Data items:
********************

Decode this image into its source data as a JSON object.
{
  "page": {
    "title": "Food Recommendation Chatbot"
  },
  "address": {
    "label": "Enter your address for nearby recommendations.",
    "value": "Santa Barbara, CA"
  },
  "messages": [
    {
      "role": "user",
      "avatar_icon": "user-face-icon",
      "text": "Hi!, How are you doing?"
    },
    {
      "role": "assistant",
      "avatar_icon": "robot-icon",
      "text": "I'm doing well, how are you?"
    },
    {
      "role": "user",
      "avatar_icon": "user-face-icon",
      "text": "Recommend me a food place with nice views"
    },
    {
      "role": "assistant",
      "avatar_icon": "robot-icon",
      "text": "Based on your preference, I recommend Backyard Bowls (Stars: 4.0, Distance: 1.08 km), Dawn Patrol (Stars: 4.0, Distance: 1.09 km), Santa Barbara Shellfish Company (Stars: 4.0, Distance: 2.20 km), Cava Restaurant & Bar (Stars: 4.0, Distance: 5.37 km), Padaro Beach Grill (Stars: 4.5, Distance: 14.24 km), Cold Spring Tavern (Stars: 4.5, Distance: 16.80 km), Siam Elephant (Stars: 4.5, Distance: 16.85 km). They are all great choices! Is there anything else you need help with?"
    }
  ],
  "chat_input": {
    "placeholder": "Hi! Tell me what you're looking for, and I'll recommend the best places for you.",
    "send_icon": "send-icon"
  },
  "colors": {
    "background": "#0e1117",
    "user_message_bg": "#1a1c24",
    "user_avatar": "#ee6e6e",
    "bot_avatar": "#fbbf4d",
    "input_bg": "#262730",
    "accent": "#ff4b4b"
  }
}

********************

▶ Exercise brief
Reproduce each record exactly as it appears.

▶ Response to this task
Decode this image into its source data as a JSON object.
{
  "page": {
    "title": "Food Recommendation Chatbot"
  },
  "address": {
    "label": "Enter your address for nearby recommendations.",
    "value": "Santa Barbara, CA"
  },
  "messages": [
    {
      "role": "user",
      "avatar_icon": "user-face-icon",
      "text": "Hi!, How are you doing?"
    },
    {
      "role": "assistant",
      "avatar_icon": "robot-icon",
      "text": "I'm doing well, how are you?"
    },
    {
      "role": "user",
      "avatar_icon": "user-face-icon",
      "text": "Recommend me a food place with nice views"
    },
    {
      "role": "assistant",
      "avatar_icon": "robot-icon",
      "text": "Based on your preference, I recommend Backyard Bowls (Stars: 4.0, Distance: 1.08 km), Dawn Patrol (Stars: 4.0, Distance: 1.09 km), Santa Barbara Shellfish Company (Stars: 4.0, Distance: 2.20 km), Cava Restaurant & Bar (Stars: 4.0, Distance: 5.37 km), Padaro Beach Grill (Stars: 4.5, Distance: 14.24 km), Cold Spring Tavern (Stars: 4.5, Distance: 16.80 km), Siam Elephant (Stars: 4.5, Distance: 16.85 km). They are all great choices! Is there anything else you need help with?"
    }
  ],
  "chat_input": {
    "placeholder": "Hi! Tell me what you're looking for, and I'll recommend the best places for you.",
    "send_icon": "send-icon"
  },
  "colors": {
    "background": "#0e1117",
    "user_message_bg": "#1a1c24",
    "user_avatar": "#ee6e6e",
    "bot_avatar": "#fbbf4d",
    "input_bg": "#262730",
    "accent": "#ff4b4b"
  }
}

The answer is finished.